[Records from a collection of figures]
◆ ◆ ◆ ◆ ◆ ◆ ◆
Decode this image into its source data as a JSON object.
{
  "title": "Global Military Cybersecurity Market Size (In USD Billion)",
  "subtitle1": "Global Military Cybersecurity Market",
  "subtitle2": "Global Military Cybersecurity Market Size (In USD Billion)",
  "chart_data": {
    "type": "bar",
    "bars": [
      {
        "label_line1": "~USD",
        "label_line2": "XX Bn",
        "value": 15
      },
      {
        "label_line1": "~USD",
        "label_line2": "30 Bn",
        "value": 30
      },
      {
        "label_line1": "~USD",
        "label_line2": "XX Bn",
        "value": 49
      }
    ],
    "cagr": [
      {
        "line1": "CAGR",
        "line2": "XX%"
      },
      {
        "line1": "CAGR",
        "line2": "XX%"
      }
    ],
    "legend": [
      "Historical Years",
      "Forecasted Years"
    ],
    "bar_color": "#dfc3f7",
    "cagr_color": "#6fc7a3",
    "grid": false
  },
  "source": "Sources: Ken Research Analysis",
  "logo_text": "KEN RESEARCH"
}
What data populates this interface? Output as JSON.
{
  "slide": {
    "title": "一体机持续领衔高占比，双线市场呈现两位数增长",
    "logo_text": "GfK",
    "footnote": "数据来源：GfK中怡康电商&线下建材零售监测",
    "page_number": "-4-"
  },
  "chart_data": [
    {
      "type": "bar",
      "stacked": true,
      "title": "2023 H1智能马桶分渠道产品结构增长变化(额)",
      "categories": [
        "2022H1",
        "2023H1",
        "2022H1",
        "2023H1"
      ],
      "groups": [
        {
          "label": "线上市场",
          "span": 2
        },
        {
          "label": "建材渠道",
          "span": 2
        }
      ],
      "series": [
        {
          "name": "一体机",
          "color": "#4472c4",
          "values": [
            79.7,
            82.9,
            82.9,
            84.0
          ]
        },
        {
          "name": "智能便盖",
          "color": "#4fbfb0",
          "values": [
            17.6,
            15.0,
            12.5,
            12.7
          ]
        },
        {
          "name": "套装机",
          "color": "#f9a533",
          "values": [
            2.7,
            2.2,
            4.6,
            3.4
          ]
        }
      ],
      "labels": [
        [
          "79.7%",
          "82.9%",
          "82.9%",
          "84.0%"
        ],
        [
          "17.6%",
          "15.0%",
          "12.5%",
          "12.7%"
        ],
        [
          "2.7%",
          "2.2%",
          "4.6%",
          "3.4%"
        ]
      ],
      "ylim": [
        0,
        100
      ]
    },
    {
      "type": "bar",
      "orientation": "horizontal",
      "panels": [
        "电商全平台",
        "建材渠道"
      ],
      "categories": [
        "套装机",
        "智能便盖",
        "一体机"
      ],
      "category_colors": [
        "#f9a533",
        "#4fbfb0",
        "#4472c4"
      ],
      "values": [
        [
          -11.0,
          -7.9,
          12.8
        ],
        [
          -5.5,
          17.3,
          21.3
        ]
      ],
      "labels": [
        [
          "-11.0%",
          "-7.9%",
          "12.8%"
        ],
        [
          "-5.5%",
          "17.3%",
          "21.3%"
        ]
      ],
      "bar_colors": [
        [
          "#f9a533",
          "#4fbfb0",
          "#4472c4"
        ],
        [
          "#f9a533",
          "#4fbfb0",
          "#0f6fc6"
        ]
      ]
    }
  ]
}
◆ ◆ ◆ ◆ ◆ ◆ ◆
Transcribe the material above in its entirety. Match it exactly.

Decode this image into its source data as a JSON object.
{
  "title": "Global Military Cybersecurity Market Size (In USD Billion)",
  "subtitle1": "Global Military Cybersecurity Market",
  "subtitle2": "Global Military Cybersecurity Market Size (In USD Billion)",
  "chart_data": {
    "type": "bar",
    "bars": [
      {
        "label_line1": "~USD",
        "label_line2": "XX Bn",
        "value": 15
      },
      {
        "label_line1": "~USD",
        "label_line2": "30 Bn",
        "value": 30
      },
      {
        "label_line1": "~USD",
        "label_line2": "XX Bn",
        "value": 49
      }
    ],
    "cagr": [
      {
        "line1": "CAGR",
        "line2": "XX%"
      },
      {
        "line1": "CAGR",
        "line2": "XX%"
      }
    ],
    "legend": [
      "Historical Years",
      "Forecasted Years"
    ],
    "bar_color": "#dfc3f7",
    "cagr_color": "#6fc7a3",
    "grid": false
  },
  "source": "Sources: Ken Research Analysis",
  "logo_text": "KEN RESEARCH"
}
What data populates this interface? Output as JSON.
{
  "slide": {
    "title": "一体机持续领衔高占比，双线市场呈现两位数增长",
    "logo_text": "GfK",
    "footnote": "数据来源：GfK中怡康电商&线下建材零售监测",
    "page_number": "-4-"
  },
  "chart_data": [
    {
      "type": "bar",
      "stacked": true,
      "title": "2023 H1智能马桶分渠道产品结构增长变化(额)",
      "categories": [
        "2022H1",
        "2023H1",
        "2022H1",
        "2023H1"
      ],
      "groups": [
        {
          "label": "线上市场",
          "span": 2
        },
        {
          "label": "建材渠道",
          "span": 2
        }
      ],
      "series": [
        {
          "name": "一体机",
          "color": "#4472c4",
          "values": [
            79.7,
            82.9,
            82.9,
            84.0
          ]
        },
        {
          "name": "智能便盖",
          "color": "#4fbfb0",
          "values": [
            17.6,
            15.0,
            12.5,
            12.7
          ]
        },
        {
          "name": "套装机",
          "color": "#f9a533",
          "values": [
            2.7,
            2.2,
            4.6,
            3.4
          ]
        }
      ],
      "labels": [
        [
          "79.7%",
          "82.9%",
          "82.9%",
          "84.0%"
        ],
        [
          "17.6%",
          "15.0%",
          "12.5%",
          "12.7%"
        ],
        [
          "2.7%",
          "2.2%",
          "4.6%",
          "3.4%"
        ]
      ],
      "ylim": [
        0,
        100
      ]
    },
    {
      "type": "bar",
      "orientation": "horizontal",
      "panels": [
        "电商全平台",
        "建材渠道"
      ],
      "categories": [
        "套装机",
        "智能便盖",
        "一体机"
      ],
      "category_colors": [
        "#f9a533",
        "#4fbfb0",
        "#4472c4"
      ],
      "values": [
        [
          -11.0,
          -7.9,
          12.8
        ],
        [
          -5.5,
          17.3,
          21.3
        ]
      ],
      "labels": [
        [
          "-11.0%",
          "-7.9%",
          "12.8%"
        ],
        [
          "-5.5%",
          "17.3%",
          "21.3%"
        ]
      ],
      "bar_colors": [
        [
          "#f9a533",
          "#4fbfb0",
          "#4472c4"
        ],
        [
          "#f9a533",
          "#4fbfb0",
          "#0f6fc6"
        ]
      ]
    }
  ]
}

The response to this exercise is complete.